Items from a data source:
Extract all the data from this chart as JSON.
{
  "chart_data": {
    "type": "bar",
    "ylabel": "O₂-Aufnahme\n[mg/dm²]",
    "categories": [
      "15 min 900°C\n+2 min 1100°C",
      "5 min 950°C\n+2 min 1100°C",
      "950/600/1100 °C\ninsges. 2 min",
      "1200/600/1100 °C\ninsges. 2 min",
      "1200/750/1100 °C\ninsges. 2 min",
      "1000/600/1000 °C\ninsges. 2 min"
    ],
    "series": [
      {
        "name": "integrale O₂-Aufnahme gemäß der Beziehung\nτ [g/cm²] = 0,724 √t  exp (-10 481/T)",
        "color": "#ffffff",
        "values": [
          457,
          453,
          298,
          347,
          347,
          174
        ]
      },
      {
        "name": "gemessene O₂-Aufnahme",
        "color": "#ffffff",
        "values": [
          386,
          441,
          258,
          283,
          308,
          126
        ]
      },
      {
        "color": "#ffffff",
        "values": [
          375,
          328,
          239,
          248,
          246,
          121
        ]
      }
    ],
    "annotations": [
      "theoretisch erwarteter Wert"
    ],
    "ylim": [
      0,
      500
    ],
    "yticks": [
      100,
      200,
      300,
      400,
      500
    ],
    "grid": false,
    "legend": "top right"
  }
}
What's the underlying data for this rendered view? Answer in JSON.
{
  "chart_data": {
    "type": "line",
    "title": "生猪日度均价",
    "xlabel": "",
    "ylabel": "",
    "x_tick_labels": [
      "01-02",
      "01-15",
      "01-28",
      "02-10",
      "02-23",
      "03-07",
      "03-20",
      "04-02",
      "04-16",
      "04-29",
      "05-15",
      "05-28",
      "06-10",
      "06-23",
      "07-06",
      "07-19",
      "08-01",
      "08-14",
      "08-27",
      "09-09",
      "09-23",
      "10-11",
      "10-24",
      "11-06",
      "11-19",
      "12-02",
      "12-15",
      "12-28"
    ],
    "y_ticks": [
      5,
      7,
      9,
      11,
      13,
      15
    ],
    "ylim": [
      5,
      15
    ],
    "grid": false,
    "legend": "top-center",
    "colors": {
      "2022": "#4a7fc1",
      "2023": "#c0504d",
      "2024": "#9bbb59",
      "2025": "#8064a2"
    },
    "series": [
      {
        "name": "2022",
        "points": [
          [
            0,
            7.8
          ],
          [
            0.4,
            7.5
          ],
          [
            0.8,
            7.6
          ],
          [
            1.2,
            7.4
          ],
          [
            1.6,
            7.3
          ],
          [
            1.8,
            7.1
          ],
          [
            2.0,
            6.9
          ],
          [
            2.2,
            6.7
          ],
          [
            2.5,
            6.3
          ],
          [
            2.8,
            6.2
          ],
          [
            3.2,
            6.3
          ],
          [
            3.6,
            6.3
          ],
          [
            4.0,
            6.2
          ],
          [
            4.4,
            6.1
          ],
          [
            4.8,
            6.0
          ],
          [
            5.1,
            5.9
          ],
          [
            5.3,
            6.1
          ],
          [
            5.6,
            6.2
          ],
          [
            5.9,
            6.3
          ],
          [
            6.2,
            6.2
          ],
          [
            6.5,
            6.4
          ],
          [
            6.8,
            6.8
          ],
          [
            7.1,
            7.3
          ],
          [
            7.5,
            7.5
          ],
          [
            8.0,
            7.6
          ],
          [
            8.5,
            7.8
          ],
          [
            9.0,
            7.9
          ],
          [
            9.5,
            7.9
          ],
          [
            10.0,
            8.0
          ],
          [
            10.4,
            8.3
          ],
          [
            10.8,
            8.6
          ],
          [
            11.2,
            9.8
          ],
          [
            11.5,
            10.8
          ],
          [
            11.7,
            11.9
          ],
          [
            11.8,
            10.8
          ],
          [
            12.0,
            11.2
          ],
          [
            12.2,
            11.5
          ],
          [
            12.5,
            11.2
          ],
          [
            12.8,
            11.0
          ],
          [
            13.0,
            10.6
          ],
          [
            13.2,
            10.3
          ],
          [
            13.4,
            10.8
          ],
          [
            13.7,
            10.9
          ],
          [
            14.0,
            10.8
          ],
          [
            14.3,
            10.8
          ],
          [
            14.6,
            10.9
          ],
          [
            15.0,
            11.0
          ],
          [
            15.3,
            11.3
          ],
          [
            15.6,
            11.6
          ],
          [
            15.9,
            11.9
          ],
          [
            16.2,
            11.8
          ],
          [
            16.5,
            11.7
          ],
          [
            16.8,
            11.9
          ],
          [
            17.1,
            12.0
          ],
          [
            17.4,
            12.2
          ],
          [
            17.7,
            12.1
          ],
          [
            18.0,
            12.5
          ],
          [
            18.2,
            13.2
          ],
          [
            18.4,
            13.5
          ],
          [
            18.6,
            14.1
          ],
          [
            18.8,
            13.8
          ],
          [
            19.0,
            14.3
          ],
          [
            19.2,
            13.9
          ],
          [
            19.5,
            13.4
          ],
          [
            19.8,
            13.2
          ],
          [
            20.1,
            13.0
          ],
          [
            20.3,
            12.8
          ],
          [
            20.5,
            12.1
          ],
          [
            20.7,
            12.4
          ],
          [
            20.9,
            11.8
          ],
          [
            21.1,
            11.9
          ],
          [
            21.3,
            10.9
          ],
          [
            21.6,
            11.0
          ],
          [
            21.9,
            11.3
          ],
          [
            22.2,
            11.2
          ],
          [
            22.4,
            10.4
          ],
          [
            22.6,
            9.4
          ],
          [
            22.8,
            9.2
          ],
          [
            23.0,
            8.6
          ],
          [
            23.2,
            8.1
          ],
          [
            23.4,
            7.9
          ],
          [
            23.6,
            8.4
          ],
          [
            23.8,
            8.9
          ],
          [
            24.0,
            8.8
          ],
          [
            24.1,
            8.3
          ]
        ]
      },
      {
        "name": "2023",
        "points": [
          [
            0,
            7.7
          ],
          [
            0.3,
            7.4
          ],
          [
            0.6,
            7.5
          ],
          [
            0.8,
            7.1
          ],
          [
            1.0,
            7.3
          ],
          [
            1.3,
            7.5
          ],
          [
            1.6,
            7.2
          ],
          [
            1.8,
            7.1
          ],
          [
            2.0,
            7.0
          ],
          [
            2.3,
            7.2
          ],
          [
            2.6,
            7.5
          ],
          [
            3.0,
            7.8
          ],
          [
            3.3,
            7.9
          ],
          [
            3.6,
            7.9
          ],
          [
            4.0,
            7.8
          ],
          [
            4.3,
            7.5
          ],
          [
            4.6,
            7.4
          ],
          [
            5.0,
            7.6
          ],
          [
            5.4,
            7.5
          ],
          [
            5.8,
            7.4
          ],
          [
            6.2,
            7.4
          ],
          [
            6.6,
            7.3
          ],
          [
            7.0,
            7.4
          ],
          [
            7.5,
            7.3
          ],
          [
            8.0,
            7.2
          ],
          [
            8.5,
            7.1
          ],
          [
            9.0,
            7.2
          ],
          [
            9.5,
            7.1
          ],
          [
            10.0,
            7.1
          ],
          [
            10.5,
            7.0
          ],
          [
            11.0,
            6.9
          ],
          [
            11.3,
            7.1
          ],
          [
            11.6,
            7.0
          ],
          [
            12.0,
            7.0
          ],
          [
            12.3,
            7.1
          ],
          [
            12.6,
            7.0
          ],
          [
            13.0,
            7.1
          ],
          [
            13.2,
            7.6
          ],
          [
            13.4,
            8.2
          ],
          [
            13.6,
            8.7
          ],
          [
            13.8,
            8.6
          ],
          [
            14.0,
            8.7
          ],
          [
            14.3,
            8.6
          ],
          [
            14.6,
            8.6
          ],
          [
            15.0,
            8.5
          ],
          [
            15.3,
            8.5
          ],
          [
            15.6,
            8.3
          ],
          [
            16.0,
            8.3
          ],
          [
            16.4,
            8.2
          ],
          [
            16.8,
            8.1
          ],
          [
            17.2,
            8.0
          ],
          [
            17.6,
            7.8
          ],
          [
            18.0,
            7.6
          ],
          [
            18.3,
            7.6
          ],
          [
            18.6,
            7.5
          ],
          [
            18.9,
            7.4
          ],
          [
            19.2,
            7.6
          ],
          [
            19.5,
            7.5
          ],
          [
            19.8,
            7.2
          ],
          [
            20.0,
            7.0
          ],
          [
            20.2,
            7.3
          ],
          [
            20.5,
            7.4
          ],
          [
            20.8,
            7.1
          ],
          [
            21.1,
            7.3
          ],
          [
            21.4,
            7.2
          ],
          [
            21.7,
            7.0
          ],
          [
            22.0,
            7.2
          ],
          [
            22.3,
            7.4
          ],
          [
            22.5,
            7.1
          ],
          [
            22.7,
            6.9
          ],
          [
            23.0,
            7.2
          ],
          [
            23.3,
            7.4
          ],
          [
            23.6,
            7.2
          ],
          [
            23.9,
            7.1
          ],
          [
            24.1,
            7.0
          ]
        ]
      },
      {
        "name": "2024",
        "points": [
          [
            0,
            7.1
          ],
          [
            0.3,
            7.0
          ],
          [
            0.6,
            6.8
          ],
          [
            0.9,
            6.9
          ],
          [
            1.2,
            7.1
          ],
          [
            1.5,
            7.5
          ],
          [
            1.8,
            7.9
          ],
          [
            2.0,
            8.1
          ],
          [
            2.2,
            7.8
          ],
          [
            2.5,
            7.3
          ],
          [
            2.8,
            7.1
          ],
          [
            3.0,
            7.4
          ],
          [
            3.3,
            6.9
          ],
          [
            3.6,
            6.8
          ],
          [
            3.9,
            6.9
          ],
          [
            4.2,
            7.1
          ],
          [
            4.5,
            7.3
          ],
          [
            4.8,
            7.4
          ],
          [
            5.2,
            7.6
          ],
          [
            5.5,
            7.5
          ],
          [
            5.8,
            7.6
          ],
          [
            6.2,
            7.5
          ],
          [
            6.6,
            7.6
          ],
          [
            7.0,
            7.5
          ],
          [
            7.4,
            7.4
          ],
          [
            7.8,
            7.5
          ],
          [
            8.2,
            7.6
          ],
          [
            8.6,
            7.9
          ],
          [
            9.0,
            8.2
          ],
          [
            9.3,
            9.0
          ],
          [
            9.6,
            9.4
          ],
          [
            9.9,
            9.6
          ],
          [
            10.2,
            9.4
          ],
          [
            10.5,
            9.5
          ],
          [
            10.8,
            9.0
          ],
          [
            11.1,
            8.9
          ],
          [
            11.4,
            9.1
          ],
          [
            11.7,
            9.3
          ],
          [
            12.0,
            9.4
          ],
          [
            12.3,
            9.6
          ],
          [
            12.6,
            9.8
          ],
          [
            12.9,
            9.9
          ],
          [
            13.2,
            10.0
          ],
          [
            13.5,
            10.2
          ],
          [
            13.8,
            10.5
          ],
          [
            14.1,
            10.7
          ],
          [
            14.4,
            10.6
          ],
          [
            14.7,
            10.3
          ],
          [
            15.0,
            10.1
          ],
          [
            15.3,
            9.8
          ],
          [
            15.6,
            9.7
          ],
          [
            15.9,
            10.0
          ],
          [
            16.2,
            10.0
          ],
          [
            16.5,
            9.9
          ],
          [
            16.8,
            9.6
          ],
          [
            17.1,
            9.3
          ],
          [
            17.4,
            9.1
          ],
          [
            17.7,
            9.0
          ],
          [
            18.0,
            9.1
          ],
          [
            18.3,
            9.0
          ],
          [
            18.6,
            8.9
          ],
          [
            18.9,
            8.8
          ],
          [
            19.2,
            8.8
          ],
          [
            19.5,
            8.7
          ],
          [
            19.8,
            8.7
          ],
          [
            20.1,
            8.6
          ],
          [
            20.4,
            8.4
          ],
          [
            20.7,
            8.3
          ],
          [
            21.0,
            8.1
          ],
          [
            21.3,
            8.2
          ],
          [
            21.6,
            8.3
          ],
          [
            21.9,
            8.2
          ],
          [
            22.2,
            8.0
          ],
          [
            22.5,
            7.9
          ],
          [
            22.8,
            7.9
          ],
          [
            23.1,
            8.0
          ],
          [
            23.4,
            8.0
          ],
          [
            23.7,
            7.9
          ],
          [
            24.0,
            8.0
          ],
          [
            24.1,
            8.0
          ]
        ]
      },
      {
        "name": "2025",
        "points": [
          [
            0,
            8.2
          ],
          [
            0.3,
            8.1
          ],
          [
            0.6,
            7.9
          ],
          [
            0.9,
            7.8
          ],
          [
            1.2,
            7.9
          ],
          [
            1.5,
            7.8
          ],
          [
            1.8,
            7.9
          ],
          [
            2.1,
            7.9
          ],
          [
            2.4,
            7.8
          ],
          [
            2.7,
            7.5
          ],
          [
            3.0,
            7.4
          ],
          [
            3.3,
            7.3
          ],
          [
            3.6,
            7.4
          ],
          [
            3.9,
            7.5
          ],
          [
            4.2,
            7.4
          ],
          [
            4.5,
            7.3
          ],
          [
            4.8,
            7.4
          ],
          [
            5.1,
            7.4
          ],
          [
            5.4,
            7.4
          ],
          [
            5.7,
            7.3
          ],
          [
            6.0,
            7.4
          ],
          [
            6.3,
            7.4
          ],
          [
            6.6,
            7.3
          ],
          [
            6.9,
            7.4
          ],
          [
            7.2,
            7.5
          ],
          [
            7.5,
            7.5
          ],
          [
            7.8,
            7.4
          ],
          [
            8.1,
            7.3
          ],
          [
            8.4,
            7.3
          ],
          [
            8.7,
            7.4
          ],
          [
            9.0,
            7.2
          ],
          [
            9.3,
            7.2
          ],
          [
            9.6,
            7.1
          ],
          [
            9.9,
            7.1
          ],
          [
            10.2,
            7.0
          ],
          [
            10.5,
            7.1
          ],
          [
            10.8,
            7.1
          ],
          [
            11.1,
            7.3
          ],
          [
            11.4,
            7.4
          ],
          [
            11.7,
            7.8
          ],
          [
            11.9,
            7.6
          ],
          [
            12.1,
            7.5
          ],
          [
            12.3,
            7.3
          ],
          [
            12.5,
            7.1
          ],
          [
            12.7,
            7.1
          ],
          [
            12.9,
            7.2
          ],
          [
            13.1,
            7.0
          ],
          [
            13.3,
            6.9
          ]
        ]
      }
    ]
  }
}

EXERCISE DIRECTIONS >>
Work through the records line by line and tally those holding "ninsges". Reply with the number alone.

OUTPUT BELOW >>
4